◆ **Short exercise**
Return all lines where the word "vehicle" can be found.

◆ **Record excerpts**
________________
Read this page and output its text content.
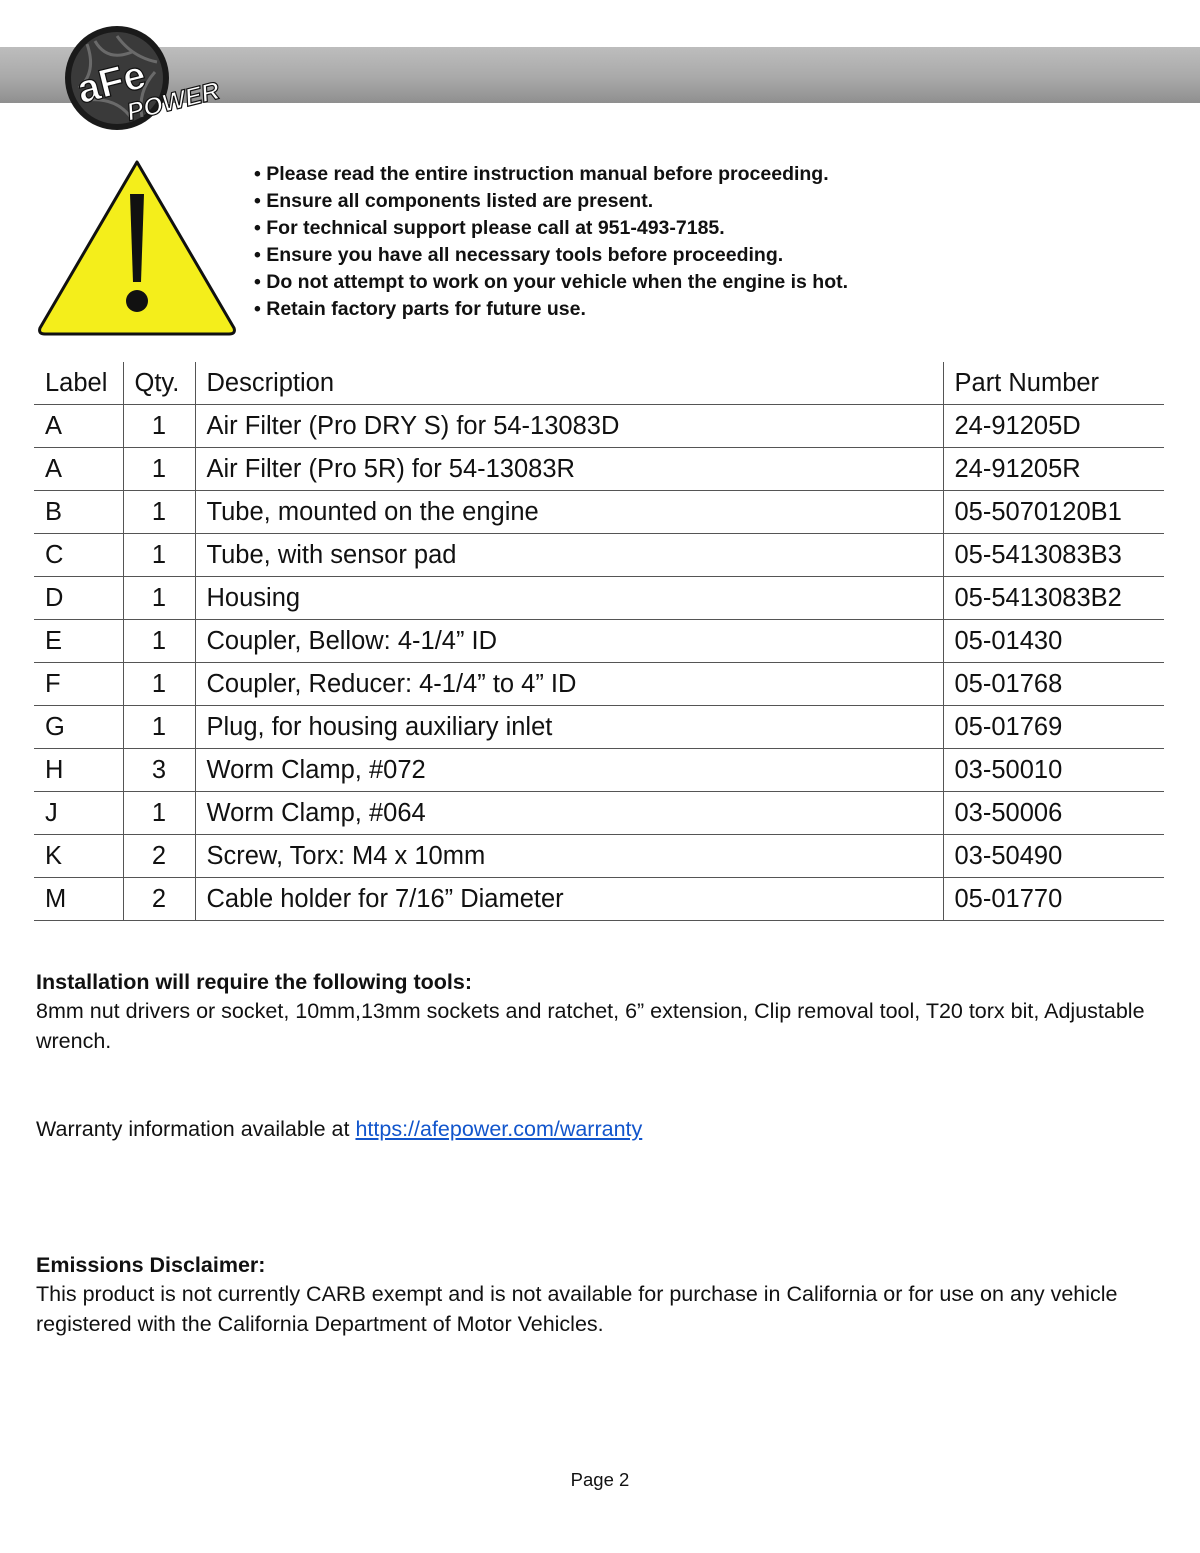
aFe
POWER
• Please read the entire instruction manual before proceeding.
• Ensure all components listed are present.
• For technical support please call at 951-493-7185.
• Ensure you have all necessary tools before proceeding.
• Do not attempt to work on your vehicle when the engine is hot.
• Retain factory parts for future use.
Label	Qty.	Description	Part Number
A	1	Air Filter (Pro DRY S) for 54-13083D	24-91205D
A	1	Air Filter (Pro 5R) for 54-13083R	24-91205R
B	1	Tube, mounted on the engine	05-5070120B1
C	1	Tube, with sensor pad	05-5413083B3
D	1	Housing	05-5413083B2
E	1	Coupler, Bellow: 4-1/4” ID	05-01430
F	1	Coupler, Reducer: 4-1/4” to 4” ID	05-01768
G	1	Plug, for housing auxiliary inlet	05-01769
H	3	Worm Clamp, #072	03-50010
J	1	Worm Clamp, #064	03-50006
K	2	Screw, Torx: M4 x 10mm	03-50490
M	2	Cable holder for 7/16” Diameter	05-01770

Installation will require the following tools:

8mm nut drivers or socket, 10mm,13mm sockets and ratchet, 6” extension, Clip removal tool, T20 torx bit, Adjustable wrench.

Warranty information available at https://afepower.com/warranty

Emissions Disclaimer:

This product is not currently CARB exempt and is not available for purchase in California or for use on any vehicle registered with the California Department of Motor Vehicles.

Page 2
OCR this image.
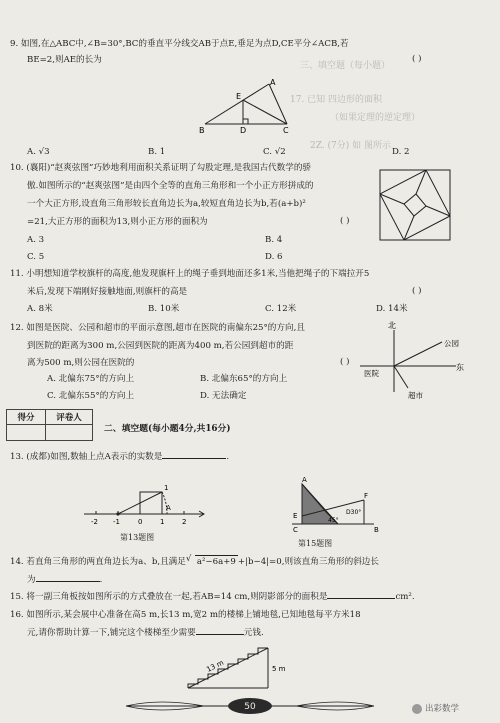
三、填空题（每小题）
17. 已知 四边形的面积
（如果定理的逆定理）
2Z. (7分) 如 图所示
9. 如图,在△ABC中,∠B=30°,BC的垂直平分线交AB于点E,垂足为点D,CE平分∠ACB,若
BE=2,则AE的长为	( )
A
E
B	D	C
A. √3	B. 1	C. √2	D. 2
10. (襄阳)“赵爽弦图”巧妙地利用面积关系证明了勾股定理,是我国古代数学的骄
傲.如图所示的“赵爽弦图”是由四个全等的直角三角形和一个小正方形拼成的
一个大正方形,设直角三角形较长直角边长为a,较短直角边长为b,若(a+b)²
=21,大正方形的面积为13,则小正方形的面积为	( )
A. 3	B. 4
C. 5	D. 6
11. 小明想知道学校旗杆的高度,他发现旗杆上的绳子垂到地面还多1米,当他把绳子的下端拉开5
米后,发现下端刚好接触地面,则旗杆的高是	( )
A. 8米	B. 10米	C. 12米	D. 14米
12. 如图是医院、公园和超市的平面示意图,超市在医院的南偏东25°的方向,且
到医院的距离为300 m,公园到医院的距离为400 m,若公园到超市的距
离为500 m,则公园在医院的	( )
A. 北偏东75°的方向上	B. 北偏东65°的方向上
C. 北偏东55°的方向上	D. 无法确定
北
东
公园
医院
超市
得分	评卷人

二、填空题(每小题4分,共16分)
13. (成都)如图,数轴上点A表示的实数是	.
1
A
-2 -1	0	1	2
第13题图
A
E
C	B
F
D30°
45°
第15题图
14. 若直角三角形的两直角边长为a、b,且满足 √ a²−6a+9 +|b−4|=0,则该直角三角形的斜边长
为	.
15. 将一副三角板按如图所示的方式叠放在一起,若AB=14 cm,则阴影部分的面积是	cm².
16. 如图所示,某会展中心准备在高5 m,长13 m,宽2 m的楼梯上铺地毯,已知地毯每平方米18
元,请你帮助计算一下,铺完这个楼梯至少需要	元钱.
13 m	5 m
50	出彩数学
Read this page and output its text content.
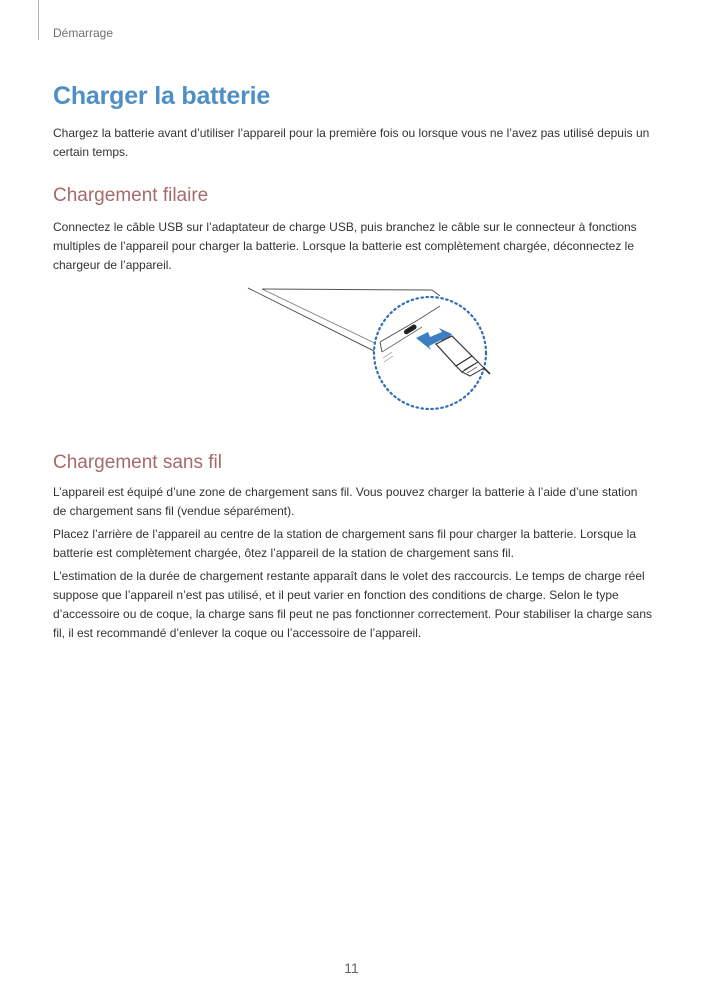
Démarrage
Charger la batterie

Chargez la batterie avant d’utiliser l’appareil pour la première fois ou lorsque vous ne l’avez pas utilisé depuis un certain temps.

Chargement filaire

Connectez le câble USB sur l’adaptateur de charge USB, puis branchez le câble sur le connecteur à fonctions multiples de l’appareil pour charger la batterie. Lorsque la batterie est complètement chargée, déconnectez le chargeur de l’appareil.

Chargement sans fil

L’appareil est équipé d’une zone de chargement sans fil. Vous pouvez charger la batterie à l’aide d’une station de chargement sans fil (vendue séparément).

Placez l’arrière de l’appareil au centre de la station de chargement sans fil pour charger la batterie. Lorsque la batterie est complètement chargée, ôtez l’appareil de la station de chargement sans fil.

L’estimation de la durée de chargement restante apparaît dans le volet des raccourcis. Le temps de charge réel suppose que l’appareil n’est pas utilisé, et il peut varier en fonction des conditions de charge. Selon le type d’accessoire ou de coque, la charge sans fil peut ne pas fonctionner correctement. Pour stabiliser la charge sans fil, il est recommandé d’enlever la coque ou l’accessoire de l’appareil.

11
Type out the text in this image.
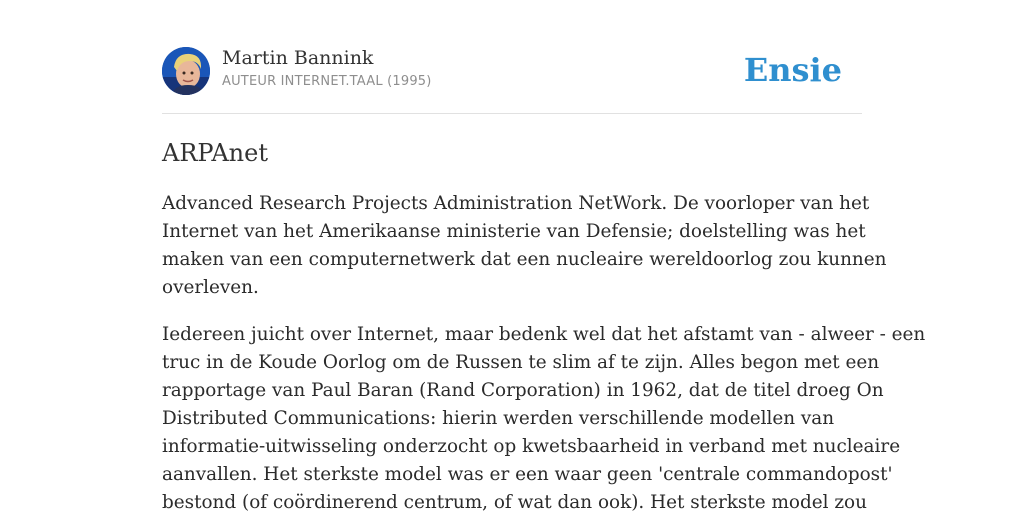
Martin Bannink
AUTEUR INTERNET.TAAL (1995)	Ensie
ARPAnet

Advanced Research Projects Administration NetWork. De voorloper van het
Internet van het Amerikaanse ministerie van Defensie; doelstelling was het
maken van een computernetwerk dat een nucleaire wereldoorlog zou kunnen
overleven.

Iedereen juicht over Internet, maar bedenk wel dat het afstamt van - alweer - een
truc in de Koude Oorlog om de Russen te slim af te zijn. Alles begon met een
rapportage van Paul Baran (Rand Corporation) in 1962, dat de titel droeg On
Distributed Communications: hierin werden verschillende modellen van
informatie-uitwisseling onderzocht op kwetsbaarheid in verband met nucleaire
aanvallen. Het sterkste model was er een waar geen 'centrale commandopost'
bestond (of coördinerend centrum, of wat dan ook). Het sterkste model zou
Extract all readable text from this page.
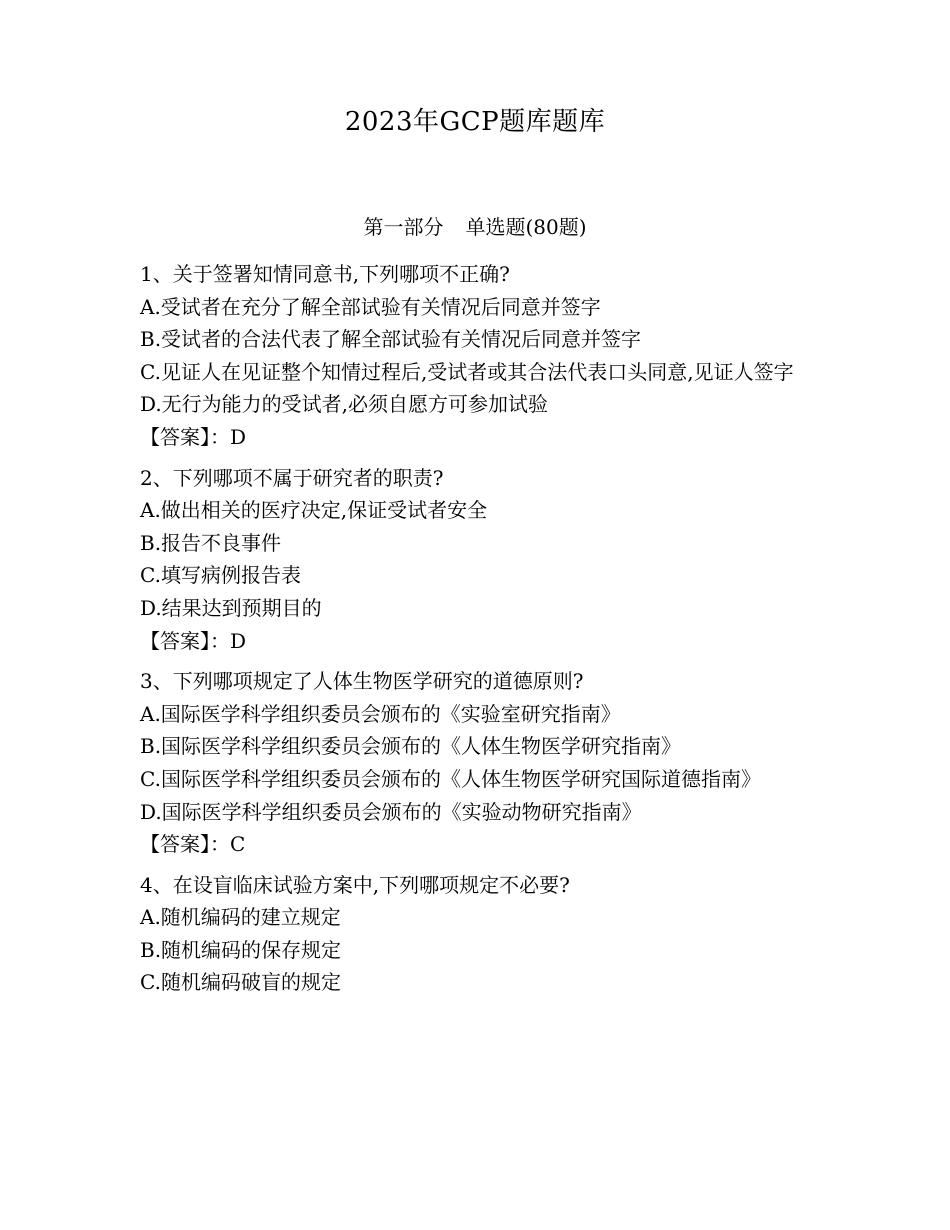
2023年GCP题库题库
第一部分 单选题(80题)
1、关于签署知情同意书,下列哪项不正确?
A.受试者在充分了解全部试验有关情况后同意并签字
B.受试者的合法代表了解全部试验有关情况后同意并签字
C.见证人在见证整个知情过程后,受试者或其合法代表口头同意,见证人签字
D.无行为能力的受试者,必须自愿方可参加试验
【答案】：D
2、下列哪项不属于研究者的职责?
A.做出相关的医疗决定,保证受试者安全
B.报告不良事件
C.填写病例报告表
D.结果达到预期目的
【答案】：D
3、下列哪项规定了人体生物医学研究的道德原则?
A.国际医学科学组织委员会颁布的《实验室研究指南》
B.国际医学科学组织委员会颁布的《人体生物医学研究指南》
C.国际医学科学组织委员会颁布的《人体生物医学研究国际道德指南》
D.国际医学科学组织委员会颁布的《实验动物研究指南》
【答案】：C
4、在设盲临床试验方案中,下列哪项规定不必要?
A.随机编码的建立规定
B.随机编码的保存规定
C.随机编码破盲的规定
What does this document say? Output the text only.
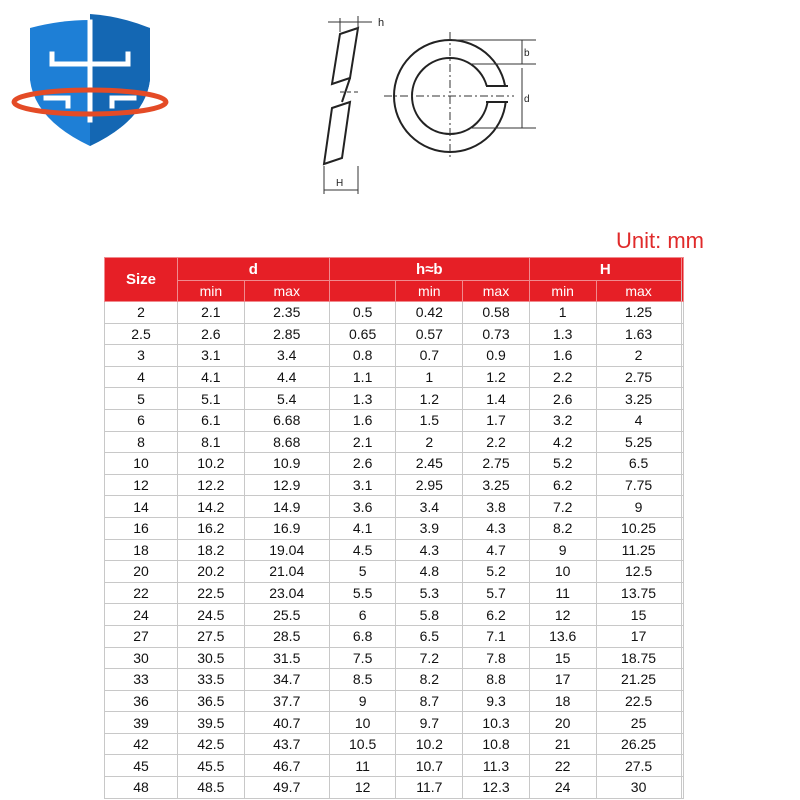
h
H
b
d
Unit: mm
Size	d		h≈b			H		
	min	max		min	max	min	max	
2	2.1	2.35	0.5	0.42	0.58	1	1.25	
2.5	2.6	2.85	0.65	0.57	0.73	1.3	1.63	
3	3.1	3.4	0.8	0.7	0.9	1.6	2	
4	4.1	4.4	1.1	1	1.2	2.2	2.75	
5	5.1	5.4	1.3	1.2	1.4	2.6	3.25	
6	6.1	6.68	1.6	1.5	1.7	3.2	4	
8	8.1	8.68	2.1	2	2.2	4.2	5.25	
10	10.2	10.9	2.6	2.45	2.75	5.2	6.5	
12	12.2	12.9	3.1	2.95	3.25	6.2	7.75	
14	14.2	14.9	3.6	3.4	3.8	7.2	9	
16	16.2	16.9	4.1	3.9	4.3	8.2	10.25	
18	18.2	19.04	4.5	4.3	4.7	9	11.25	
20	20.2	21.04	5	4.8	5.2	10	12.5	
22	22.5	23.04	5.5	5.3	5.7	11	13.75	
24	24.5	25.5	6	5.8	6.2	12	15	
27	27.5	28.5	6.8	6.5	7.1	13.6	17	
30	30.5	31.5	7.5	7.2	7.8	15	18.75	
33	33.5	34.7	8.5	8.2	8.8	17	21.25	
36	36.5	37.7	9	8.7	9.3	18	22.5	
39	39.5	40.7	10	9.7	10.3	20	25	
42	42.5	43.7	10.5	10.2	10.8	21	26.25	
45	45.5	46.7	11	10.7	11.3	22	27.5	
48	48.5	49.7	12	11.7	12.3	24	30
________________
◆ **Result of the exercise**
• Do not attempt to work on your vehicle when the engine is hot.
This product is not currently CARB exempt and is not available for purchase in California or for use on any vehicle registered with the California Department of Motor Vehicles.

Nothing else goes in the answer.